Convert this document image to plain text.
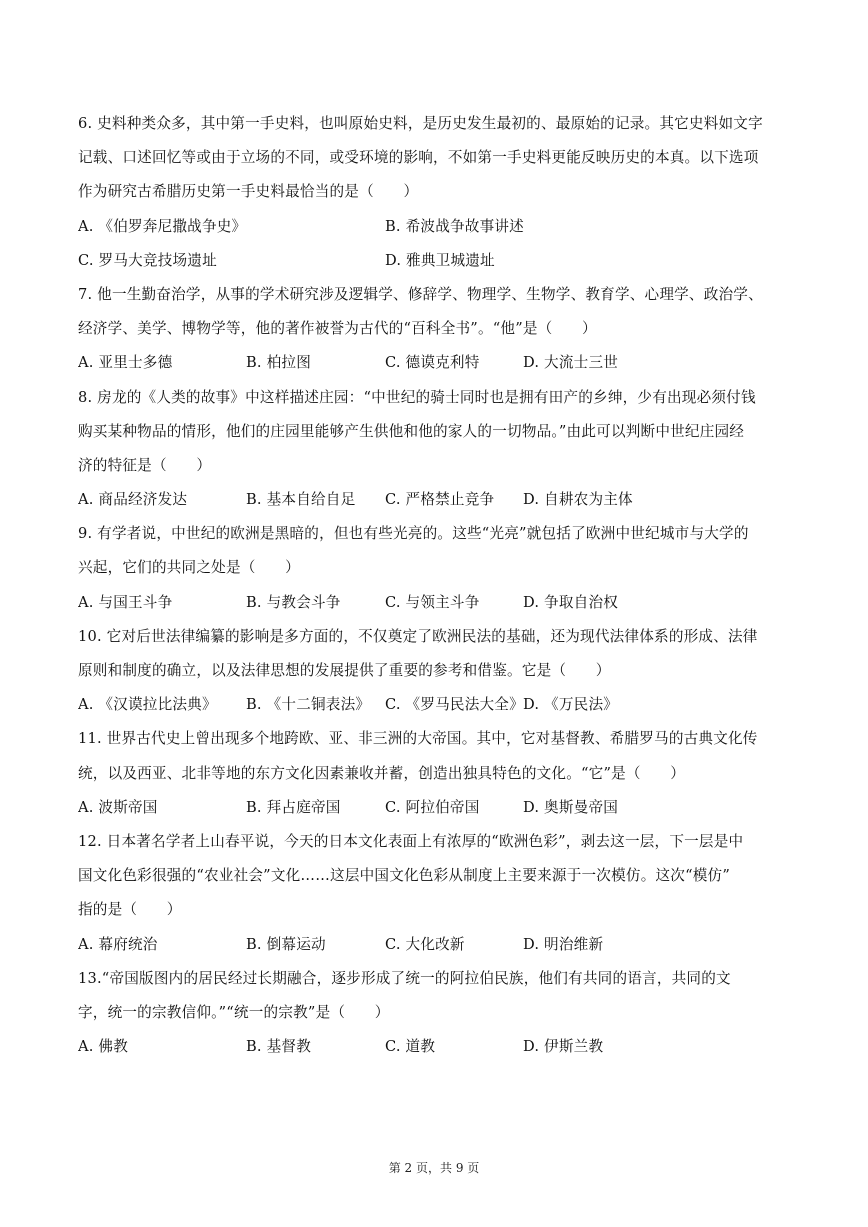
6. 史料种类众多，其中第一手史料，也叫原始史料，是历史发生最初的、最原始的记录。其它史料如文字
记载、口述回忆等或由于立场的不同，或受环境的影响，不如第一手史料更能反映历史的本真。以下选项
作为研究古希腊历史第一手史料最恰当的是（　　）
A. 《伯罗奔尼撒战争史》	B. 希波战争故事讲述
C. 罗马大竞技场遗址	D. 雅典卫城遗址
7. 他一生勤奋治学，从事的学术研究涉及逻辑学、修辞学、物理学、生物学、教育学、心理学、政治学、
经济学、美学、博物学等，他的著作被誉为古代的“百科全书”。“他”是（　　）
A. 亚里士多德	B. 柏拉图	C. 德谟克利特	D. 大流士三世
8. 房龙的《人类的故事》中这样描述庄园：“中世纪的骑士同时也是拥有田产的乡绅，少有出现必须付钱
购买某种物品的情形，他们的庄园里能够产生供他和他的家人的一切物品。”由此可以判断中世纪庄园经
济的特征是（　　）
A. 商品经济发达	B. 基本自给自足 C. 严格禁止竞争 D. 自耕农为主体
9. 有学者说，中世纪的欧洲是黑暗的，但也有些光亮的。这些“光亮”就包括了欧洲中世纪城市与大学的
兴起，它们的共同之处是（　　）
A. 与国王斗争	B. 与教会斗争	C. 与领主斗争	D. 争取自治权
10. 它对后世法律编纂的影响是多方面的，不仅奠定了欧洲民法的基础，还为现代法律体系的形成、法律
原则和制度的确立，以及法律思想的发展提供了重要的参考和借鉴。它是（　　）
A. 《汉谟拉比法典》 B. 《十二铜表法》 C. 《罗马民法大全》 D. 《万民法》
11. 世界古代史上曾出现多个地跨欧、亚、非三洲的大帝国。其中，它对基督教、希腊罗马的古典文化传
统，以及西亚、北非等地的东方文化因素兼收并蓄，创造出独具特色的文化。“它”是（　　）
A. 波斯帝国	B. 拜占庭帝国	C. 阿拉伯帝国	D. 奥斯曼帝国
12. 日本著名学者上山春平说，今天的日本文化表面上有浓厚的“欧洲色彩”，剥去这一层，下一层是中
国文化色彩很强的“农业社会”文化……这层中国文化色彩从制度上主要来源于一次模仿。这次“模仿”
指的是（　　）
A. 幕府统治	B. 倒幕运动	C. 大化改新	D. 明治维新
13.“帝国版图内的居民经过长期融合，逐步形成了统一的阿拉伯民族，他们有共同的语言，共同的文
字，统一的宗教信仰。”“统一的宗教”是（　　）
A. 佛教	B. 基督教	C. 道教	D. 伊斯兰教
第 2 页，共 9 页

**Exercise:**
Exactly as written, return every line of the listing, but not the pictures.

**Result of this exercise:**
Convert this document image to plain text.
6. 史料种类众多，其中第一手史料，也叫原始史料，是历史发生最初的、最原始的记录。其它史料如文字
记载、口述回忆等或由于立场的不同，或受环境的影响，不如第一手史料更能反映历史的本真。以下选项
作为研究古希腊历史第一手史料最恰当的是（　　）
A. 《伯罗奔尼撒战争史》	B. 希波战争故事讲述
C. 罗马大竞技场遗址	D. 雅典卫城遗址
7. 他一生勤奋治学，从事的学术研究涉及逻辑学、修辞学、物理学、生物学、教育学、心理学、政治学、
经济学、美学、博物学等，他的著作被誉为古代的“百科全书”。“他”是（　　）
A. 亚里士多德	B. 柏拉图	C. 德谟克利特	D. 大流士三世
8. 房龙的《人类的故事》中这样描述庄园：“中世纪的骑士同时也是拥有田产的乡绅，少有出现必须付钱
购买某种物品的情形，他们的庄园里能够产生供他和他的家人的一切物品。”由此可以判断中世纪庄园经
济的特征是（　　）
A. 商品经济发达	B. 基本自给自足 C. 严格禁止竞争 D. 自耕农为主体
9. 有学者说，中世纪的欧洲是黑暗的，但也有些光亮的。这些“光亮”就包括了欧洲中世纪城市与大学的
兴起，它们的共同之处是（　　）
A. 与国王斗争	B. 与教会斗争	C. 与领主斗争	D. 争取自治权
10. 它对后世法律编纂的影响是多方面的，不仅奠定了欧洲民法的基础，还为现代法律体系的形成、法律
原则和制度的确立，以及法律思想的发展提供了重要的参考和借鉴。它是（　　）
A. 《汉谟拉比法典》 B. 《十二铜表法》 C. 《罗马民法大全》 D. 《万民法》
11. 世界古代史上曾出现多个地跨欧、亚、非三洲的大帝国。其中，它对基督教、希腊罗马的古典文化传
统，以及西亚、北非等地的东方文化因素兼收并蓄，创造出独具特色的文化。“它”是（　　）
A. 波斯帝国	B. 拜占庭帝国	C. 阿拉伯帝国	D. 奥斯曼帝国
12. 日本著名学者上山春平说，今天的日本文化表面上有浓厚的“欧洲色彩”，剥去这一层，下一层是中
国文化色彩很强的“农业社会”文化……这层中国文化色彩从制度上主要来源于一次模仿。这次“模仿”
指的是（　　）
A. 幕府统治	B. 倒幕运动	C. 大化改新	D. 明治维新
13.“帝国版图内的居民经过长期融合，逐步形成了统一的阿拉伯民族，他们有共同的语言，共同的文
字，统一的宗教信仰。”“统一的宗教”是（　　）
A. 佛教	B. 基督教	C. 道教	D. 伊斯兰教
第 2 页，共 9 页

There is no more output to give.